Dataset items

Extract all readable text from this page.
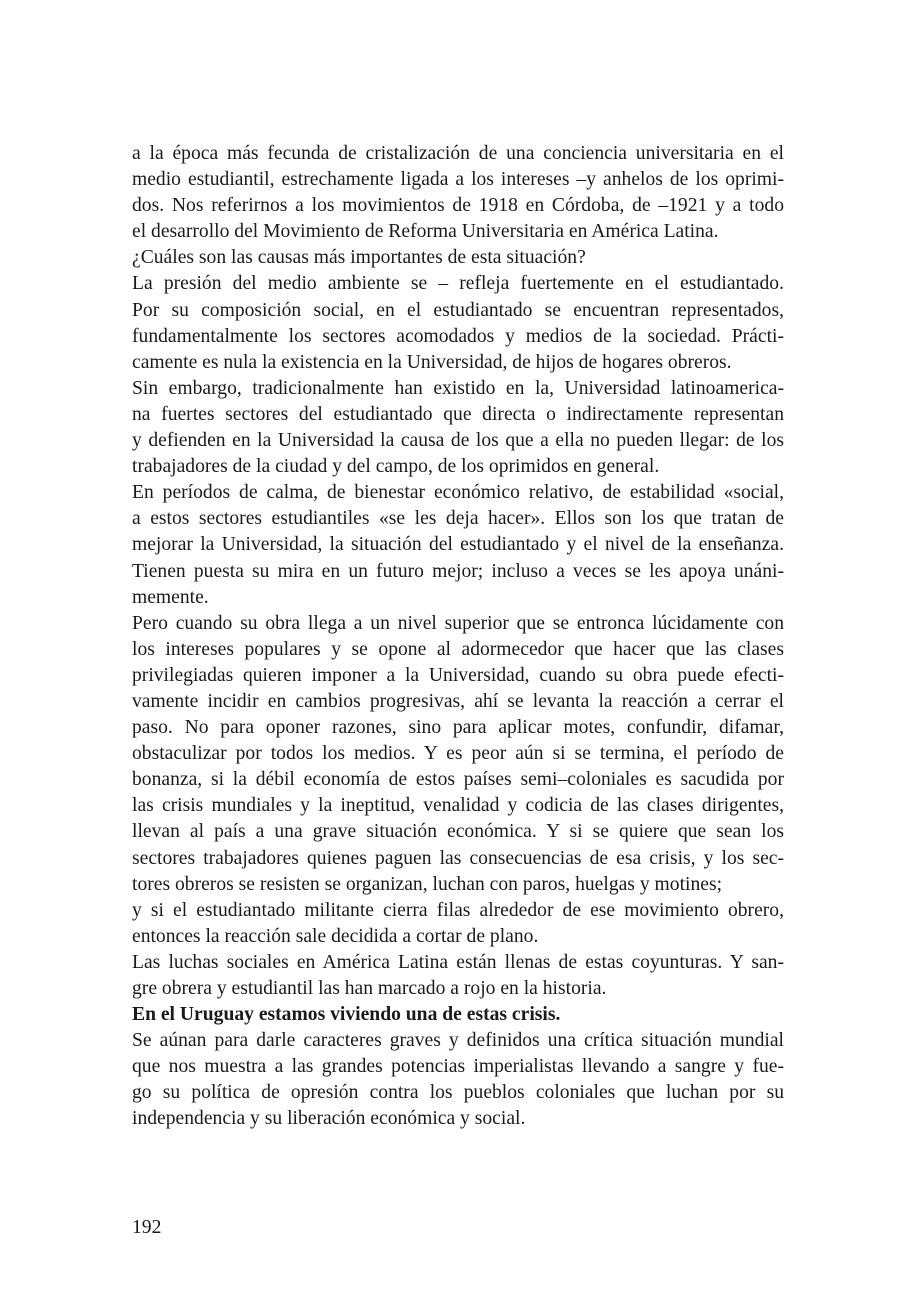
a la época más fecunda de cristalización de una conciencia universitaria en el
medio estudiantil, estrechamente ligada a los intereses –y anhelos de los oprimi-
dos. Nos referirnos a los movimientos de 1918 en Córdoba, de –1921 y a todo
el desarrollo del Movimiento de Reforma Universitaria en América Latina.
¿Cuáles son las causas más importantes de esta situación?
La presión del medio ambiente se – refleja fuertemente en el estudiantado.
Por su composición social, en el estudiantado se encuentran representados,
fundamentalmente los sectores acomodados y medios de la sociedad. Prácti-
camente es nula la existencia en la Universidad, de hijos de hogares obreros.
Sin embargo, tradicionalmente han existido en la, Universidad latinoamerica-
na fuertes sectores del estudiantado que directa o indirectamente representan
y defienden en la Universidad la causa de los que a ella no pueden llegar: de los
trabajadores de la ciudad y del campo, de los oprimidos en general.
En períodos de calma, de bienestar económico relativo, de estabilidad «social,
a estos sectores estudiantiles «se les deja hacer». Ellos son los que tratan de
mejorar la Universidad, la situación del estudiantado y el nivel de la enseñanza.
Tienen puesta su mira en un futuro mejor; incluso a veces se les apoya unáni-
memente.
Pero cuando su obra llega a un nivel superior que se entronca lúcidamente con
los intereses populares y se opone al adormecedor que hacer que las clases
privilegiadas quieren imponer a la Universidad, cuando su obra puede efecti-
vamente incidir en cambios progresivas, ahí se levanta la reacción a cerrar el
paso. No para oponer razones, sino para aplicar motes, confundir, difamar,
obstaculizar por todos los medios. Y es peor aún si se termina, el período de
bonanza, si la débil economía de estos países semi–coloniales es sacudida por
las crisis mundiales y la ineptitud, venalidad y codicia de las clases dirigentes,
llevan al país a una grave situación económica. Y si se quiere que sean los
sectores trabajadores quienes paguen las consecuencias de esa crisis, y los sec-
tores obreros se resisten se organizan, luchan con paros, huelgas y motines;
y si el estudiantado militante cierra filas alrededor de ese movimiento obrero,
entonces la reacción sale decidida a cortar de plano.
Las luchas sociales en América Latina están llenas de estas coyunturas. Y san-
gre obrera y estudiantil las han marcado a rojo en la historia.
En el Uruguay estamos viviendo una de estas crisis.
Se aúnan para darle caracteres graves y definidos una crítica situación mundial
que nos muestra a las grandes potencias imperialistas llevando a sangre y fue-
go su política de opresión contra los pueblos coloniales que luchan por su
independencia y su liberación económica y social.
192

## Written exercise
Among the lines of the data above, determine how many contain the word "reacción". Report the number alone.

## The output
2